AIM OF THE EXERCISE: Write out the complete material exactly as it stands.

-- start --

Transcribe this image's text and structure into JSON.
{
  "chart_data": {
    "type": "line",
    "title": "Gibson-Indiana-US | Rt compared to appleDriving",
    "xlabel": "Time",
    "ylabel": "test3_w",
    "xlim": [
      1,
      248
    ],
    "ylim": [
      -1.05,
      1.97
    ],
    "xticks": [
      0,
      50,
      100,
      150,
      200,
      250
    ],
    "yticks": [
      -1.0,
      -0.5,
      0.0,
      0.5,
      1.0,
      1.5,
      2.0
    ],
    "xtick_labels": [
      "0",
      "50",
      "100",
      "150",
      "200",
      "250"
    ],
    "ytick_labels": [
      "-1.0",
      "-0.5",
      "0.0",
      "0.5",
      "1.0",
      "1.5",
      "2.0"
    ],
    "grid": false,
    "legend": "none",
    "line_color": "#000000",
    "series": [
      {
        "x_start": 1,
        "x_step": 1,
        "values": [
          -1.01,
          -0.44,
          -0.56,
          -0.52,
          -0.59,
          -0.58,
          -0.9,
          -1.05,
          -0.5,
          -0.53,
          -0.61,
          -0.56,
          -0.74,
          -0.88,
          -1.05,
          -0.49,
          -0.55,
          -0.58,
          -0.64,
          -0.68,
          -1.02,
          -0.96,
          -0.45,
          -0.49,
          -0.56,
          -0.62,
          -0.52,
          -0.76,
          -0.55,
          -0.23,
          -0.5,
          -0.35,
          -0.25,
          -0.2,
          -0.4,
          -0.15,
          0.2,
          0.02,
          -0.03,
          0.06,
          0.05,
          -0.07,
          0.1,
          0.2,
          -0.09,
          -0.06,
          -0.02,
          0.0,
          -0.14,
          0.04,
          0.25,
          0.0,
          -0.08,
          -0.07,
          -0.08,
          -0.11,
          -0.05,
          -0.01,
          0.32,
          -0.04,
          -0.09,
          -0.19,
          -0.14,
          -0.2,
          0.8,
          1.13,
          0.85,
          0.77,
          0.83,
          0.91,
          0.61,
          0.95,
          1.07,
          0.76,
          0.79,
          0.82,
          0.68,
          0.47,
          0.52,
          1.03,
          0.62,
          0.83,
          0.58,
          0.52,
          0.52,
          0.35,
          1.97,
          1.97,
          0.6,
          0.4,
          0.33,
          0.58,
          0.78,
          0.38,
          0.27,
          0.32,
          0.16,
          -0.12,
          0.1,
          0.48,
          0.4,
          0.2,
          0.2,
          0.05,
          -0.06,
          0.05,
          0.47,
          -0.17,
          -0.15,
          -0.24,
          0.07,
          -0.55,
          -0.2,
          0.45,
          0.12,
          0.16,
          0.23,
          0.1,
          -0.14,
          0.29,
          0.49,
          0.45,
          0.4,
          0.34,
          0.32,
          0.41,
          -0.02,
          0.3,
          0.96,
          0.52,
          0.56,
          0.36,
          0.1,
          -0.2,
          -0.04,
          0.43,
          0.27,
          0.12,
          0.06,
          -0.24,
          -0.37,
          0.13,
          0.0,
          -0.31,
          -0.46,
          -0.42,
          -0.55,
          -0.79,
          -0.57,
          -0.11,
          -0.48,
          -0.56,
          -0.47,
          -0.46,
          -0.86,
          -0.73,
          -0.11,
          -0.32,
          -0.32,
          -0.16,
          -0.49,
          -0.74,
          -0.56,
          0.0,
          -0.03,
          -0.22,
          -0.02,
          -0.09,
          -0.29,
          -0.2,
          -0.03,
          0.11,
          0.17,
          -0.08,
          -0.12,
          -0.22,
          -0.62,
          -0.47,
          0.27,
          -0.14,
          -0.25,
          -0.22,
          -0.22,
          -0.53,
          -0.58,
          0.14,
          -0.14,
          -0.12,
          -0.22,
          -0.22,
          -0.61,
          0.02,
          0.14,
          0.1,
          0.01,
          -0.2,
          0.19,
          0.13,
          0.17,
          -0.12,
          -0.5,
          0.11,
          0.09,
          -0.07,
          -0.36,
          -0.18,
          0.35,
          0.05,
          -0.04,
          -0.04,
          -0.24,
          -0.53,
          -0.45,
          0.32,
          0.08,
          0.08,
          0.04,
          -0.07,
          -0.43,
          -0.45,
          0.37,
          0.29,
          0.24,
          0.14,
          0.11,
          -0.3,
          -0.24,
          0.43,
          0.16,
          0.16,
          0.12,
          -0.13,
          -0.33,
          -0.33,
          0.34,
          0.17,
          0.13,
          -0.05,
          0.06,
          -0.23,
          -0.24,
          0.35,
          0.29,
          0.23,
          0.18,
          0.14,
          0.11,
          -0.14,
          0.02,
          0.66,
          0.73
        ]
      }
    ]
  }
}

-- end --

COMPLETED EXERCISE:
Transcribe this image's text and structure into JSON.
{
  "chart_data": {
    "type": "line",
    "title": "Gibson-Indiana-US | Rt compared to appleDriving",
    "xlabel": "Time",
    "ylabel": "test3_w",
    "xlim": [
      1,
      248
    ],
    "ylim": [
      -1.05,
      1.97
    ],
    "xticks": [
      0,
      50,
      100,
      150,
      200,
      250
    ],
    "yticks": [
      -1.0,
      -0.5,
      0.0,
      0.5,
      1.0,
      1.5,
      2.0
    ],
    "xtick_labels": [
      "0",
      "50",
      "100",
      "150",
      "200",
      "250"
    ],
    "ytick_labels": [
      "-1.0",
      "-0.5",
      "0.0",
      "0.5",
      "1.0",
      "1.5",
      "2.0"
    ],
    "grid": false,
    "legend": "none",
    "line_color": "#000000",
    "series": [
      {
        "x_start": 1,
        "x_step": 1,
        "values": [
          -1.01,
          -0.44,
          -0.56,
          -0.52,
          -0.59,
          -0.58,
          -0.9,
          -1.05,
          -0.5,
          -0.53,
          -0.61,
          -0.56,
          -0.74,
          -0.88,
          -1.05,
          -0.49,
          -0.55,
          -0.58,
          -0.64,
          -0.68,
          -1.02,
          -0.96,
          -0.45,
          -0.49,
          -0.56,
          -0.62,
          -0.52,
          -0.76,
          -0.55,
          -0.23,
          -0.5,
          -0.35,
          -0.25,
          -0.2,
          -0.4,
          -0.15,
          0.2,
          0.02,
          -0.03,
          0.06,
          0.05,
          -0.07,
          0.1,
          0.2,
          -0.09,
          -0.06,
          -0.02,
          0.0,
          -0.14,
          0.04,
          0.25,
          0.0,
          -0.08,
          -0.07,
          -0.08,
          -0.11,
          -0.05,
          -0.01,
          0.32,
          -0.04,
          -0.09,
          -0.19,
          -0.14,
          -0.2,
          0.8,
          1.13,
          0.85,
          0.77,
          0.83,
          0.91,
          0.61,
          0.95,
          1.07,
          0.76,
          0.79,
          0.82,
          0.68,
          0.47,
          0.52,
          1.03,
          0.62,
          0.83,
          0.58,
          0.52,
          0.52,
          0.35,
          1.97,
          1.97,
          0.6,
          0.4,
          0.33,
          0.58,
          0.78,
          0.38,
          0.27,
          0.32,
          0.16,
          -0.12,
          0.1,
          0.48,
          0.4,
          0.2,
          0.2,
          0.05,
          -0.06,
          0.05,
          0.47,
          -0.17,
          -0.15,
          -0.24,
          0.07,
          -0.55,
          -0.2,
          0.45,
          0.12,
          0.16,
          0.23,
          0.1,
          -0.14,
          0.29,
          0.49,
          0.45,
          0.4,
          0.34,
          0.32,
          0.41,
          -0.02,
          0.3,
          0.96,
          0.52,
          0.56,
          0.36,
          0.1,
          -0.2,
          -0.04,
          0.43,
          0.27,
          0.12,
          0.06,
          -0.24,
          -0.37,
          0.13,
          0.0,
          -0.31,
          -0.46,
          -0.42,
          -0.55,
          -0.79,
          -0.57,
          -0.11,
          -0.48,
          -0.56,
          -0.47,
          -0.46,
          -0.86,
          -0.73,
          -0.11,
          -0.32,
          -0.32,
          -0.16,
          -0.49,
          -0.74,
          -0.56,
          0.0,
          -0.03,
          -0.22,
          -0.02,
          -0.09,
          -0.29,
          -0.2,
          -0.03,
          0.11,
          0.17,
          -0.08,
          -0.12,
          -0.22,
          -0.62,
          -0.47,
          0.27,
          -0.14,
          -0.25,
          -0.22,
          -0.22,
          -0.53,
          -0.58,
          0.14,
          -0.14,
          -0.12,
          -0.22,
          -0.22,
          -0.61,
          0.02,
          0.14,
          0.1,
          0.01,
          -0.2,
          0.19,
          0.13,
          0.17,
          -0.12,
          -0.5,
          0.11,
          0.09,
          -0.07,
          -0.36,
          -0.18,
          0.35,
          0.05,
          -0.04,
          -0.04,
          -0.24,
          -0.53,
          -0.45,
          0.32,
          0.08,
          0.08,
          0.04,
          -0.07,
          -0.43,
          -0.45,
          0.37,
          0.29,
          0.24,
          0.14,
          0.11,
          -0.3,
          -0.24,
          0.43,
          0.16,
          0.16,
          0.12,
          -0.13,
          -0.33,
          -0.33,
          0.34,
          0.17,
          0.13,
          -0.05,
          0.06,
          -0.23,
          -0.24,
          0.35,
          0.29,
          0.23,
          0.18,
          0.14,
          0.11,
          -0.14,
          0.02,
          0.66,
          0.73
        ]
      }
    ]
  }
}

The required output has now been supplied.